**Data supplied**
------------

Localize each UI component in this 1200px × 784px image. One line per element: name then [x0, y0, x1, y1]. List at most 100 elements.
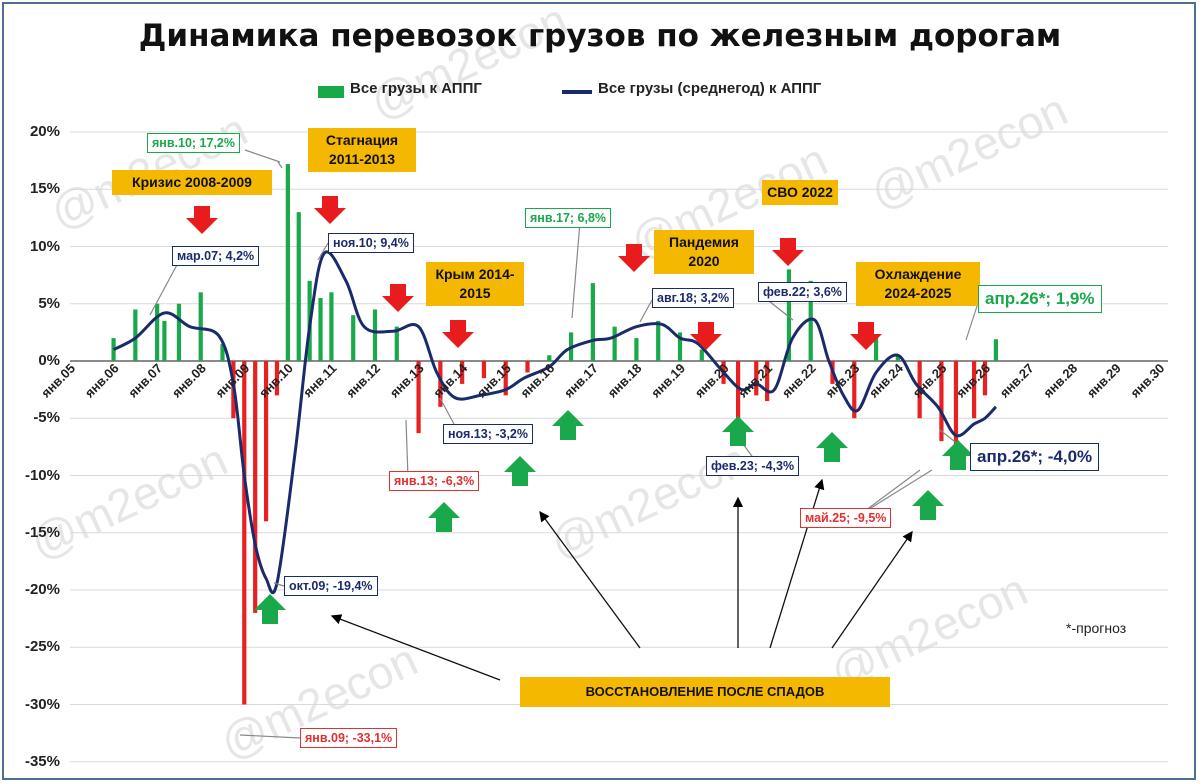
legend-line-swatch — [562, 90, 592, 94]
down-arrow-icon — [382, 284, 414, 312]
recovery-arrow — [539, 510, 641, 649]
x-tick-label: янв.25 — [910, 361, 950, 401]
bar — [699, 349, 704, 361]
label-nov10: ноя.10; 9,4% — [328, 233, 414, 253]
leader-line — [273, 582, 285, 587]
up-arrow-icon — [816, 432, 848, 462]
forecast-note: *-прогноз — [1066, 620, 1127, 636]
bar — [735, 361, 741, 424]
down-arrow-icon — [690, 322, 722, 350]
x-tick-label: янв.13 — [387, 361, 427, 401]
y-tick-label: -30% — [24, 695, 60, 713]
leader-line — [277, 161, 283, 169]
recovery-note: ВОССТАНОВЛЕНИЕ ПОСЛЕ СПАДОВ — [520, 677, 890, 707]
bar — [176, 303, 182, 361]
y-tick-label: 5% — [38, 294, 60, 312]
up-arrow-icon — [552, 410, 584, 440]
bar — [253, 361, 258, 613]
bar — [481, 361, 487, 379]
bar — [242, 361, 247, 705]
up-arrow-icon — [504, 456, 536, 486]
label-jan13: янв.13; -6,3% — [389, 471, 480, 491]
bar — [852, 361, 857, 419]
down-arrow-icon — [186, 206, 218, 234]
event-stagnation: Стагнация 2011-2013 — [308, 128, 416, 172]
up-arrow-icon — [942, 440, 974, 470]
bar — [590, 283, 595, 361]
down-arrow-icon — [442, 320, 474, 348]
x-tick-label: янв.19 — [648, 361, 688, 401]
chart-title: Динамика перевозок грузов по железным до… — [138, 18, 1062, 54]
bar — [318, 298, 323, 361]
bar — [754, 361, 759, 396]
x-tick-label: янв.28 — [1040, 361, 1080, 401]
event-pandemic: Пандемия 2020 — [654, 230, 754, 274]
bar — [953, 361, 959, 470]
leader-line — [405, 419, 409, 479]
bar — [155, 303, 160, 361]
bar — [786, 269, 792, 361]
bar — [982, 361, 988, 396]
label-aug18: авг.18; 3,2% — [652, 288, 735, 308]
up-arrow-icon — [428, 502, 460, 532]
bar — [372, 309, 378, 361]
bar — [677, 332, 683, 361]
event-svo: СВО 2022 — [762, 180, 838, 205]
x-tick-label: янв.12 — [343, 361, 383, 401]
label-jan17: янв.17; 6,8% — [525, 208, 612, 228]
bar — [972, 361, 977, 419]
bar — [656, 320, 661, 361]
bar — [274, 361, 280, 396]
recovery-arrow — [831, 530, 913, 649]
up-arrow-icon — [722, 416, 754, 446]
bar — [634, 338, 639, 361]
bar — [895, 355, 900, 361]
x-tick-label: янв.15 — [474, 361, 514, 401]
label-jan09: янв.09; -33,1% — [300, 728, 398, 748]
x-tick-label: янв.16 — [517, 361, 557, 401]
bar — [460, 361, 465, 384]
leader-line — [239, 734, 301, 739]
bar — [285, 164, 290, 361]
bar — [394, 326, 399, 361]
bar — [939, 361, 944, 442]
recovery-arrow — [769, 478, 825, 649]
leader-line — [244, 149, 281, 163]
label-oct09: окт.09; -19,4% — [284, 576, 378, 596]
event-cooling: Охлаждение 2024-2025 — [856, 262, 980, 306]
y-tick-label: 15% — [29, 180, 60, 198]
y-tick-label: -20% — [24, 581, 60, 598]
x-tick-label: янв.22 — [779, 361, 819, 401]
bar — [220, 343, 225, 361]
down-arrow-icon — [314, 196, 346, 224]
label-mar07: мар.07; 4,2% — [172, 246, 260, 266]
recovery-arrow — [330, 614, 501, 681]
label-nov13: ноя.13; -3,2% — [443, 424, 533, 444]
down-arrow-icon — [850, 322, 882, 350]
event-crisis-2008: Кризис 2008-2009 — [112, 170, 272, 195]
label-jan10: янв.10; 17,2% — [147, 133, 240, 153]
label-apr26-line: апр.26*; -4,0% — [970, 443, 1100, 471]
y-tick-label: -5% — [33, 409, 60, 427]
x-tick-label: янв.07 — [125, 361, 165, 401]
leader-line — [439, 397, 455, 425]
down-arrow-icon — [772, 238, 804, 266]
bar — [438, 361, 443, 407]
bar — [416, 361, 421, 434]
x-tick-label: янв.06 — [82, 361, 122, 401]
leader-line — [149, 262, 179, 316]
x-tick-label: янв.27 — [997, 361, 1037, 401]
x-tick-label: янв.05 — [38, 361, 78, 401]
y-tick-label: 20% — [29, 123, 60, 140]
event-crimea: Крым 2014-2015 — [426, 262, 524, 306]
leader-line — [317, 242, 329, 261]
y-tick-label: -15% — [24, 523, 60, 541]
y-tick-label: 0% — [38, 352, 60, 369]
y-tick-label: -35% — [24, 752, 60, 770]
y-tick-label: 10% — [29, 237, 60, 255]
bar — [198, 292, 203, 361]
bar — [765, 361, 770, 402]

------------

**What is being asked**
Copy all of the rows above line for line with no changes, and leave the pictures out of your copy.

**Written reply**
Localize each UI component in this 1200px × 784px image. One line per element: name then [x0, y0, x1, y1]. List at most 100 elements.
legend-line-swatch — [562, 90, 592, 94]
down-arrow-icon — [382, 284, 414, 312]
recovery-arrow — [539, 510, 641, 649]
x-tick-label: янв.25 — [910, 361, 950, 401]
bar — [699, 349, 704, 361]
label-nov10: ноя.10; 9,4% — [328, 233, 414, 253]
leader-line — [273, 582, 285, 587]
up-arrow-icon — [816, 432, 848, 462]
forecast-note: *-прогноз — [1066, 620, 1127, 636]
bar — [735, 361, 741, 424]
down-arrow-icon — [690, 322, 722, 350]
x-tick-label: янв.13 — [387, 361, 427, 401]
y-tick-label: -30% — [24, 695, 60, 713]
leader-line — [277, 161, 283, 169]
recovery-note: ВОССТАНОВЛЕНИЕ ПОСЛЕ СПАДОВ — [520, 677, 890, 707]
bar — [176, 303, 182, 361]
y-tick-label: 5% — [38, 294, 60, 312]
up-arrow-icon — [552, 410, 584, 440]
bar — [253, 361, 258, 613]
bar — [481, 361, 487, 379]
bar — [242, 361, 247, 705]
up-arrow-icon — [504, 456, 536, 486]
label-jan13: янв.13; -6,3% — [389, 471, 480, 491]
bar — [852, 361, 857, 419]
down-arrow-icon — [186, 206, 218, 234]
event-stagnation: Стагнация 2011-2013 — [308, 128, 416, 172]
up-arrow-icon — [942, 440, 974, 470]
bar — [590, 283, 595, 361]
down-arrow-icon — [442, 320, 474, 348]
x-tick-label: янв.19 — [648, 361, 688, 401]
chart-title: Динамика перевозок грузов по железным до… — [138, 18, 1062, 54]
bar — [318, 298, 323, 361]
bar — [754, 361, 759, 396]
x-tick-label: янв.28 — [1040, 361, 1080, 401]
event-pandemic: Пандемия 2020 — [654, 230, 754, 274]
bar — [953, 361, 959, 470]
leader-line — [405, 419, 409, 479]
bar — [155, 303, 160, 361]
bar — [786, 269, 792, 361]
bar — [982, 361, 988, 396]
label-aug18: авг.18; 3,2% — [652, 288, 735, 308]
up-arrow-icon — [428, 502, 460, 532]
bar — [372, 309, 378, 361]
bar — [677, 332, 683, 361]
event-svo: СВО 2022 — [762, 180, 838, 205]
x-tick-label: янв.12 — [343, 361, 383, 401]
label-jan17: янв.17; 6,8% — [525, 208, 612, 228]
bar — [972, 361, 977, 419]
bar — [656, 320, 661, 361]
bar — [274, 361, 280, 396]
recovery-arrow — [831, 530, 913, 649]
up-arrow-icon — [722, 416, 754, 446]
bar — [634, 338, 639, 361]
bar — [895, 355, 900, 361]
x-tick-label: янв.15 — [474, 361, 514, 401]
label-jan09: янв.09; -33,1% — [300, 728, 398, 748]
x-tick-label: янв.16 — [517, 361, 557, 401]
bar — [460, 361, 465, 384]
leader-line — [239, 734, 301, 739]
bar — [285, 164, 290, 361]
bar — [394, 326, 399, 361]
bar — [939, 361, 944, 442]
recovery-arrow — [769, 478, 825, 649]
leader-line — [244, 149, 281, 163]
label-oct09: окт.09; -19,4% — [284, 576, 378, 596]
event-cooling: Охлаждение 2024-2025 — [856, 262, 980, 306]
y-tick-label: 15% — [29, 180, 60, 198]
y-tick-label: -20% — [24, 581, 60, 598]
x-tick-label: янв.22 — [779, 361, 819, 401]
bar — [220, 343, 225, 361]
down-arrow-icon — [314, 196, 346, 224]
label-mar07: мар.07; 4,2% — [172, 246, 260, 266]
recovery-arrow — [330, 614, 501, 681]
label-nov13: ноя.13; -3,2% — [443, 424, 533, 444]
down-arrow-icon — [850, 322, 882, 350]
event-crisis-2008: Кризис 2008-2009 — [112, 170, 272, 195]
label-jan10: янв.10; 17,2% — [147, 133, 240, 153]
label-apr26-line: апр.26*; -4,0% — [970, 443, 1100, 471]
y-tick-label: -5% — [33, 409, 60, 427]
x-tick-label: янв.07 — [125, 361, 165, 401]
leader-line — [439, 397, 455, 425]
down-arrow-icon — [772, 238, 804, 266]
bar — [438, 361, 443, 407]
bar — [416, 361, 421, 434]
x-tick-label: янв.06 — [82, 361, 122, 401]
leader-line — [149, 262, 179, 316]
x-tick-label: янв.27 — [997, 361, 1037, 401]
x-tick-label: янв.05 — [38, 361, 78, 401]
y-tick-label: 20% — [29, 123, 60, 140]
event-crimea: Крым 2014-2015 — [426, 262, 524, 306]
leader-line — [317, 242, 329, 261]
y-tick-label: -15% — [24, 523, 60, 541]
y-tick-label: 0% — [38, 352, 60, 369]
y-tick-label: -35% — [24, 752, 60, 770]
y-tick-label: 10% — [29, 237, 60, 255]
bar — [198, 292, 203, 361]
bar — [765, 361, 770, 402]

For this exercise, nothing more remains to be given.